*Data to use:*
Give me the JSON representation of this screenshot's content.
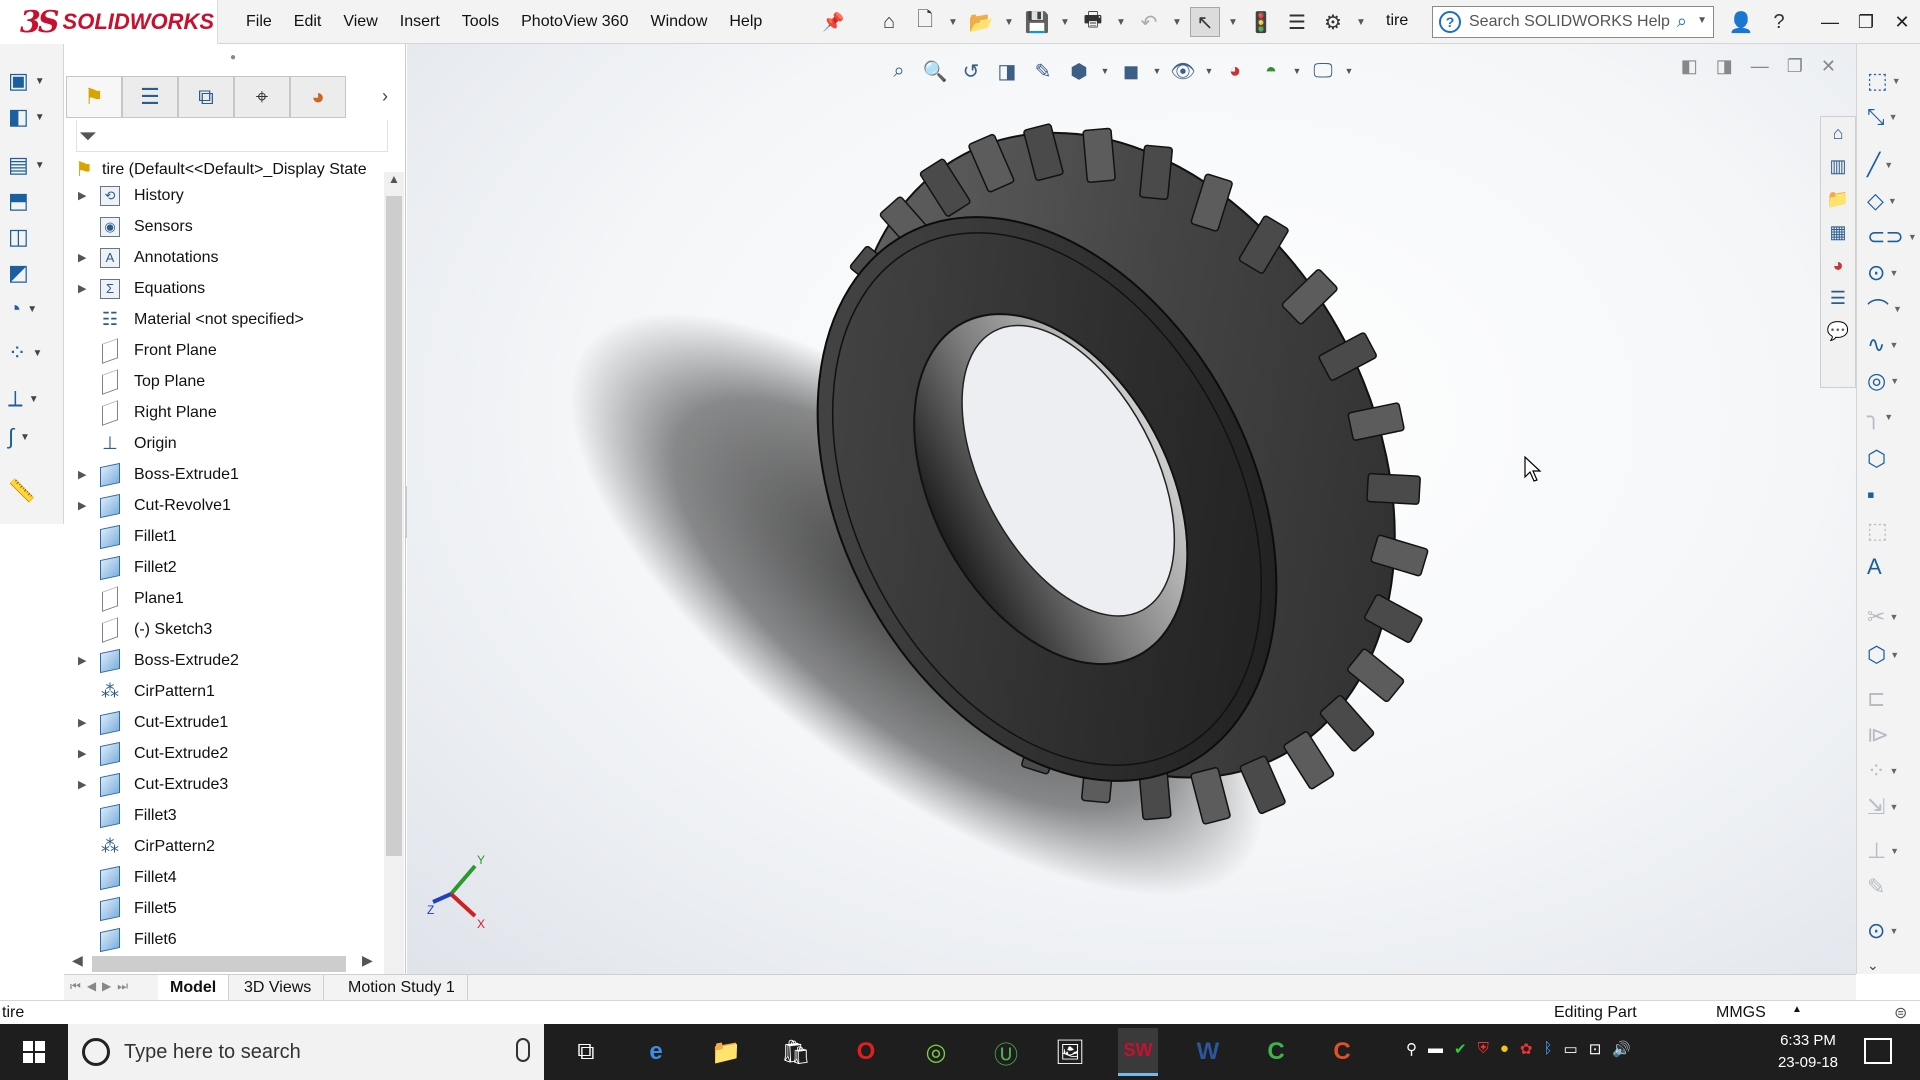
{
  "app": {
    "logo_ds": "3S",
    "logo_brand": "SOLIDWORKS",
    "menu": [
      "File",
      "Edit",
      "View",
      "Insert",
      "Tools",
      "PhotoView 360",
      "Window",
      "Help"
    ],
    "doc_title": "tire",
    "help_search_placeholder": "Search SOLIDWORKS Help"
  },
  "feature_tree": {
    "root_label": "tire  (Default<<Default>_Display State",
    "items": [
      {
        "label": "History",
        "icon": "history-icon",
        "expandable": true
      },
      {
        "label": "Sensors",
        "icon": "sensors-icon",
        "expandable": false
      },
      {
        "label": "Annotations",
        "icon": "annotations-icon",
        "expandable": true
      },
      {
        "label": "Equations",
        "icon": "equations-icon",
        "expandable": true
      },
      {
        "label": "Material <not specified>",
        "icon": "material-icon",
        "expandable": false
      },
      {
        "label": "Front Plane",
        "icon": "plane-icon",
        "expandable": false
      },
      {
        "label": "Top Plane",
        "icon": "plane-icon",
        "expandable": false
      },
      {
        "label": "Right Plane",
        "icon": "plane-icon",
        "expandable": false
      },
      {
        "label": "Origin",
        "icon": "origin-icon",
        "expandable": false
      },
      {
        "label": "Boss-Extrude1",
        "icon": "boss-extrude-icon",
        "expandable": true
      },
      {
        "label": "Cut-Revolve1",
        "icon": "cut-revolve-icon",
        "expandable": true
      },
      {
        "label": "Fillet1",
        "icon": "fillet-icon",
        "expandable": false
      },
      {
        "label": "Fillet2",
        "icon": "fillet-icon",
        "expandable": false
      },
      {
        "label": "Plane1",
        "icon": "plane-icon",
        "expandable": false
      },
      {
        "label": "(-) Sketch3",
        "icon": "sketch-icon",
        "expandable": false
      },
      {
        "label": "Boss-Extrude2",
        "icon": "boss-extrude-icon",
        "expandable": true
      },
      {
        "label": "CirPattern1",
        "icon": "circular-pattern-icon",
        "expandable": false
      },
      {
        "label": "Cut-Extrude1",
        "icon": "cut-extrude-icon",
        "expandable": true
      },
      {
        "label": "Cut-Extrude2",
        "icon": "cut-extrude-icon",
        "expandable": true
      },
      {
        "label": "Cut-Extrude3",
        "icon": "cut-extrude-icon",
        "expandable": true
      },
      {
        "label": "Fillet3",
        "icon": "fillet-icon",
        "expandable": false
      },
      {
        "label": "CirPattern2",
        "icon": "circular-pattern-icon",
        "expandable": false
      },
      {
        "label": "Fillet4",
        "icon": "fillet-icon",
        "expandable": false
      },
      {
        "label": "Fillet5",
        "icon": "fillet-icon",
        "expandable": false
      },
      {
        "label": "Fillet6",
        "icon": "fillet-icon",
        "expandable": false
      }
    ]
  },
  "triad": {
    "x": "X",
    "y": "Y",
    "z": "Z"
  },
  "bottom_tabs": [
    "Model",
    "3D Views",
    "Motion Study 1"
  ],
  "status": {
    "left": "tire",
    "mode": "Editing Part",
    "units": "MMGS"
  },
  "taskbar": {
    "search_placeholder": "Type here to search",
    "time": "6:33 PM",
    "date": "23-09-18"
  },
  "colors": {
    "brand": "#c8102e",
    "accent": "#1d6fc4",
    "taskbar": "#1e1e1e"
  }
}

*Your goal:* Copy every line that includes the string "tire" from the material above.

*Written answer:*
    "doc_title": "tire",
    "root_label": "tire  (Default<<Default>_Display State",
    "left": "tire",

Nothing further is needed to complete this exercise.